### DO THIS
Everything from the line containing "Convert this document image to plain text." through the last line of the records below should be printed exactly, please, and nothing else.

----

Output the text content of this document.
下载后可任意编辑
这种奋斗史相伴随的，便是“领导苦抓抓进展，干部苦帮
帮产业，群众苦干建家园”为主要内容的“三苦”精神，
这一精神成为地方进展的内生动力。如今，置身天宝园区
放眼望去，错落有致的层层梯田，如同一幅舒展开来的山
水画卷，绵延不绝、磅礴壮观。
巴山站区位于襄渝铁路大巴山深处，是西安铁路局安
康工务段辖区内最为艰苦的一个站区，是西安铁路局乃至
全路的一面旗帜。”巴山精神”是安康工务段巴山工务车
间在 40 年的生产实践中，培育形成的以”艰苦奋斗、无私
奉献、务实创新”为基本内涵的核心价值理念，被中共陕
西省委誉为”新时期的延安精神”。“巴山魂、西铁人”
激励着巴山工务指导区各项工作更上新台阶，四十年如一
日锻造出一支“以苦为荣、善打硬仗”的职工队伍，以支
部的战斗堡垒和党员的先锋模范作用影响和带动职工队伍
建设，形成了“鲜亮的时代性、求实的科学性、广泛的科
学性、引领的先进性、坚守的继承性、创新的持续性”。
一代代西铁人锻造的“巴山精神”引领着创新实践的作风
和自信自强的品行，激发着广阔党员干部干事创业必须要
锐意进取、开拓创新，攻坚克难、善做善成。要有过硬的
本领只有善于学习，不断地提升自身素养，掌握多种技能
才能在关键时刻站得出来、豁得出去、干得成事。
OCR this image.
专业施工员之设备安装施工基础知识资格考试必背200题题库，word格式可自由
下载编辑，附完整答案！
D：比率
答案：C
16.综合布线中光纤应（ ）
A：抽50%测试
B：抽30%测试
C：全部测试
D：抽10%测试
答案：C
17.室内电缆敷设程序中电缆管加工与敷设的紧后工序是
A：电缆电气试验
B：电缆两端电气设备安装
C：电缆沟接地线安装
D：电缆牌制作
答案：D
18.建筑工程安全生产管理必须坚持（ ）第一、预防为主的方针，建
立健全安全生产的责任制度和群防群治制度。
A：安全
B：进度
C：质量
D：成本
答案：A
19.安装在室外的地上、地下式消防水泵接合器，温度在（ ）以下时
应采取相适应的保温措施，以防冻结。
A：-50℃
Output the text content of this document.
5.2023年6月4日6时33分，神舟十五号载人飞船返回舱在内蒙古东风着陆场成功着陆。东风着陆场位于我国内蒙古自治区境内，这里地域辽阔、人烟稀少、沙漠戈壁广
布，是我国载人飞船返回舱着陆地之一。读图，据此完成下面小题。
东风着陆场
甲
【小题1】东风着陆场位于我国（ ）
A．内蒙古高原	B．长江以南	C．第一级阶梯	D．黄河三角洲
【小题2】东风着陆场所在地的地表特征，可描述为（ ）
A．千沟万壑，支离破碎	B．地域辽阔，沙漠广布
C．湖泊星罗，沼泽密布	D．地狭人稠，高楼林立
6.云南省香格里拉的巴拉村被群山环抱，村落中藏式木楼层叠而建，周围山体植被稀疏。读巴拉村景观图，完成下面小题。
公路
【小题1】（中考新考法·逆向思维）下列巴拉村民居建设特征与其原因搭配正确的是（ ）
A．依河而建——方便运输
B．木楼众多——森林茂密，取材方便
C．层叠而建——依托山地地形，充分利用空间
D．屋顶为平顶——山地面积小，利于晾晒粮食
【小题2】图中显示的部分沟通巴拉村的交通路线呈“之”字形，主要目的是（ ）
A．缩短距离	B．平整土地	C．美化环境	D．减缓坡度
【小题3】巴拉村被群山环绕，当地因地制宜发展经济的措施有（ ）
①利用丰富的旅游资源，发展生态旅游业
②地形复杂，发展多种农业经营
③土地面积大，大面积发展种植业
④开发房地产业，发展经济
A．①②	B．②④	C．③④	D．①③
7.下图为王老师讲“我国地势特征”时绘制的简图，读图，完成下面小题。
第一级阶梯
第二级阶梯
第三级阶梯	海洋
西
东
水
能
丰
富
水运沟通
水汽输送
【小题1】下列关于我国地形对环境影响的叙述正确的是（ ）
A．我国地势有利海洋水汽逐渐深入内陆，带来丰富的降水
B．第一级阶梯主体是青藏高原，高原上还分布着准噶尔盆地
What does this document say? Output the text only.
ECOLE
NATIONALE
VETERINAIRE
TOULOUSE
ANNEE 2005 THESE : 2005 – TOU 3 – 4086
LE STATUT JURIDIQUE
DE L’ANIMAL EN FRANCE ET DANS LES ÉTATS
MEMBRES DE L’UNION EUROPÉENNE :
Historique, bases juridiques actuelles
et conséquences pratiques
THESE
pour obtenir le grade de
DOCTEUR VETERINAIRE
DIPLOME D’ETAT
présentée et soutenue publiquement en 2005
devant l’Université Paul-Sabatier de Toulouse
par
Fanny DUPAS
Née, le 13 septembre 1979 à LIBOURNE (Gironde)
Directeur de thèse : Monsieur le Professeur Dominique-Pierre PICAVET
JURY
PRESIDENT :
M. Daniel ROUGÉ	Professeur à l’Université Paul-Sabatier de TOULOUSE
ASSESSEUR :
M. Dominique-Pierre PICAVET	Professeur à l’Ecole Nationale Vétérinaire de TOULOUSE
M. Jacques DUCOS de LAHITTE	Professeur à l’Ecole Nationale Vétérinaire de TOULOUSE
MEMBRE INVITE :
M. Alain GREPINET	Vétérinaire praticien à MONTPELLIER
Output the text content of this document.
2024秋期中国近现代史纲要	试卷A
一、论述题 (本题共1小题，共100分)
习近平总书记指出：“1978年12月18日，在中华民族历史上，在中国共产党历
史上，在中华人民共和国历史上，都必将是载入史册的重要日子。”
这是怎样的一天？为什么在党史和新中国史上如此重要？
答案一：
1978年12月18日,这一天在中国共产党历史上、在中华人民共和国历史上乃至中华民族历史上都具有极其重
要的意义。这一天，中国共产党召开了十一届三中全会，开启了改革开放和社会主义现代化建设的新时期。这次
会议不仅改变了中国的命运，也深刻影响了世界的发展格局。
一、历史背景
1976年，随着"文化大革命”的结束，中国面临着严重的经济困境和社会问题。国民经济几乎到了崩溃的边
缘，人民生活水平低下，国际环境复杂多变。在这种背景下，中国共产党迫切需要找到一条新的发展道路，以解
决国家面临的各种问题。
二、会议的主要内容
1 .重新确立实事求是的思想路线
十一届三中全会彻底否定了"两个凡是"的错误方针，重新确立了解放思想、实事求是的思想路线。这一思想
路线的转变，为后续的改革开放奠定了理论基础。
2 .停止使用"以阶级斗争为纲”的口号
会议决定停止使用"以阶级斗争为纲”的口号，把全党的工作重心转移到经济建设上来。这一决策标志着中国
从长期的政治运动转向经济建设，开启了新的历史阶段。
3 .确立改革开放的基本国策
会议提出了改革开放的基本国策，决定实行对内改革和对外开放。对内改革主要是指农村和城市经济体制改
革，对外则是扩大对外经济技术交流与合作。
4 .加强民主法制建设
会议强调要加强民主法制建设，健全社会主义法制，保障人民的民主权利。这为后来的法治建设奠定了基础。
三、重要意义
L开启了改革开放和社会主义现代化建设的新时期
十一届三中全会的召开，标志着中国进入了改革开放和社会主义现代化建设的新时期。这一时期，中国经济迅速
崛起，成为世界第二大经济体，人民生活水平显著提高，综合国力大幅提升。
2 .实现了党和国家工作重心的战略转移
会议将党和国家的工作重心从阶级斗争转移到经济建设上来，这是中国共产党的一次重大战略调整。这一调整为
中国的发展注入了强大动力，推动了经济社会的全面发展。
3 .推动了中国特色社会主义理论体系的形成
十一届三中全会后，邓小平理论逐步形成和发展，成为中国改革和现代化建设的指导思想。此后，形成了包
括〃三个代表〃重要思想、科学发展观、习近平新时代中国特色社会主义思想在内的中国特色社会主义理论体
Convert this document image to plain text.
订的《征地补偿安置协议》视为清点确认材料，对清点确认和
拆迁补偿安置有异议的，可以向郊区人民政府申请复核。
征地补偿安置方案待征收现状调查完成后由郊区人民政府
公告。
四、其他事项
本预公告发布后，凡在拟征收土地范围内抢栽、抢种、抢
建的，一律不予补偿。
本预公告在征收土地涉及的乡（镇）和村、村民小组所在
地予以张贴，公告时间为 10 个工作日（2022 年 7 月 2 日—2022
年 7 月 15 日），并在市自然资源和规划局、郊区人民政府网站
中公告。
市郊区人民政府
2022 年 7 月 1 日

----

### SOLVED PROBLEM
Convert this document image to plain text.
订的《征地补偿安置协议》视为清点确认材料，对清点确认和
拆迁补偿安置有异议的，可以向郊区人民政府申请复核。
征地补偿安置方案待征收现状调查完成后由郊区人民政府
公告。
四、其他事项
本预公告发布后，凡在拟征收土地范围内抢栽、抢种、抢
建的，一律不予补偿。
本预公告在征收土地涉及的乡（镇）和村、村民小组所在
地予以张贴，公告时间为 10 个工作日（2022 年 7 月 2 日—2022
年 7 月 15 日），并在市自然资源和规划局、郊区人民政府网站
中公告。
市郊区人民政府
2022 年 7 月 1 日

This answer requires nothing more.